### Prompt:
Transcribe all of the material below word for word and leave out its pictures.

(Data entries for graphics)
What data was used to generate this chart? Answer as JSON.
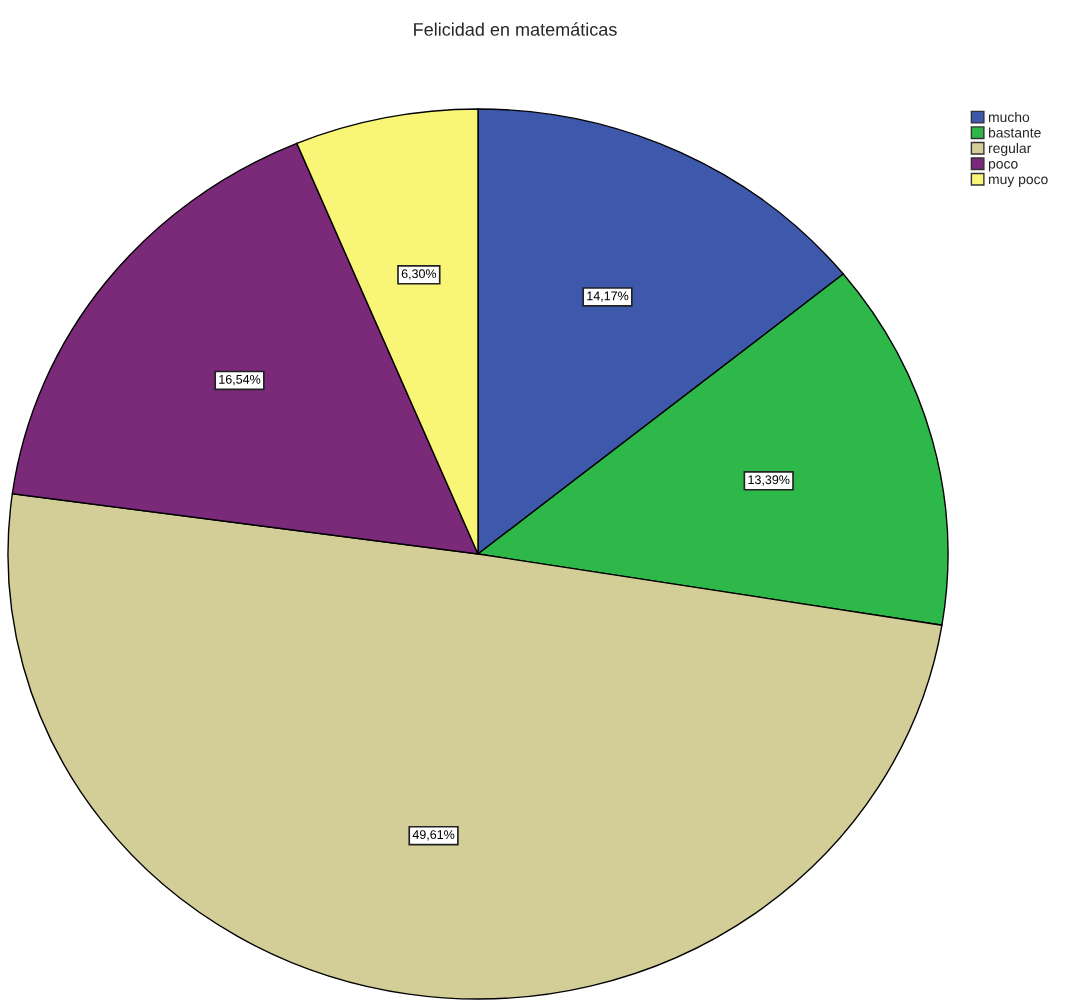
{
  "chart_data": {
    "type": "pie",
    "title": "Felicidad en matemáticas",
    "categories": [
      "mucho",
      "bastante",
      "regular",
      "poco",
      "muy poco"
    ],
    "values": [
      14.17,
      13.39,
      49.61,
      16.54,
      6.3
    ],
    "colors": [
      "#3e58ac",
      "#2fb84a",
      "#d3ce97",
      "#7b2a7a",
      "#f9f577"
    ],
    "value_labels": [
      "14,17%",
      "13,39%",
      "49,61%",
      "16,54%",
      "6,30%"
    ],
    "legend": "top right"
  }
}
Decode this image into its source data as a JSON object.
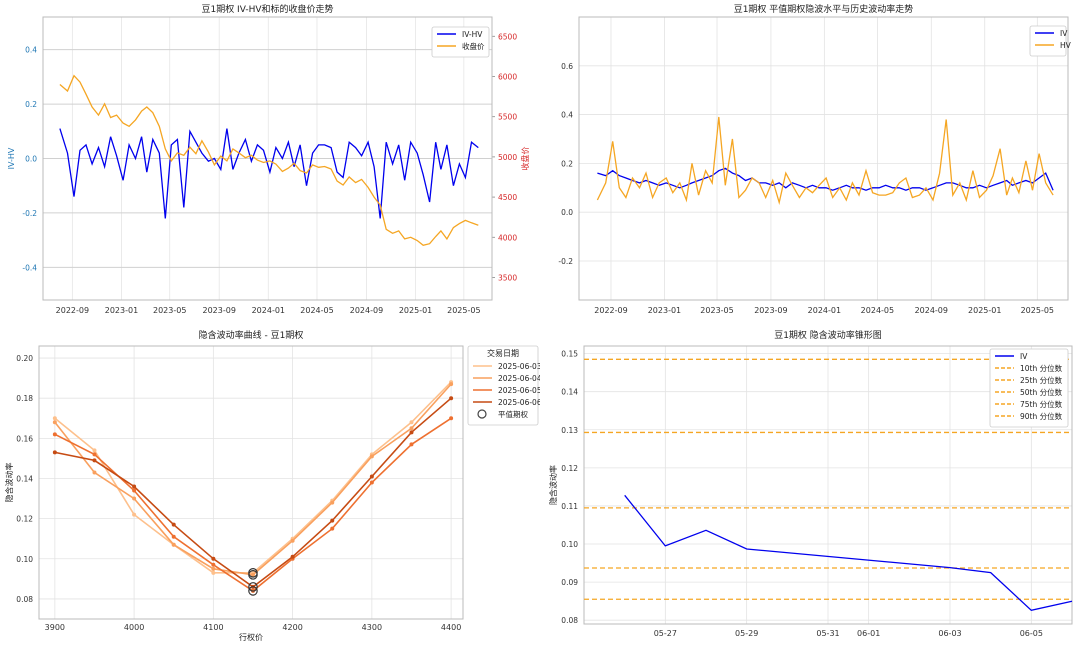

### Reply:
What data was used to generate this chart? Answer as JSON.
{
  "chart_data": {
    "type": "pie",
    "title": "Felicidad en matemáticas",
    "categories": [
      "mucho",
      "bastante",
      "regular",
      "poco",
      "muy poco"
    ],
    "values": [
      14.17,
      13.39,
      49.61,
      16.54,
      6.3
    ],
    "colors": [
      "#3e58ac",
      "#2fb84a",
      "#d3ce97",
      "#7b2a7a",
      "#f9f577"
    ],
    "value_labels": [
      "14,17%",
      "13,39%",
      "49,61%",
      "16,54%",
      "6,30%"
    ],
    "legend": "top right"
  }
}
Decode this image into its source data as a JSON object.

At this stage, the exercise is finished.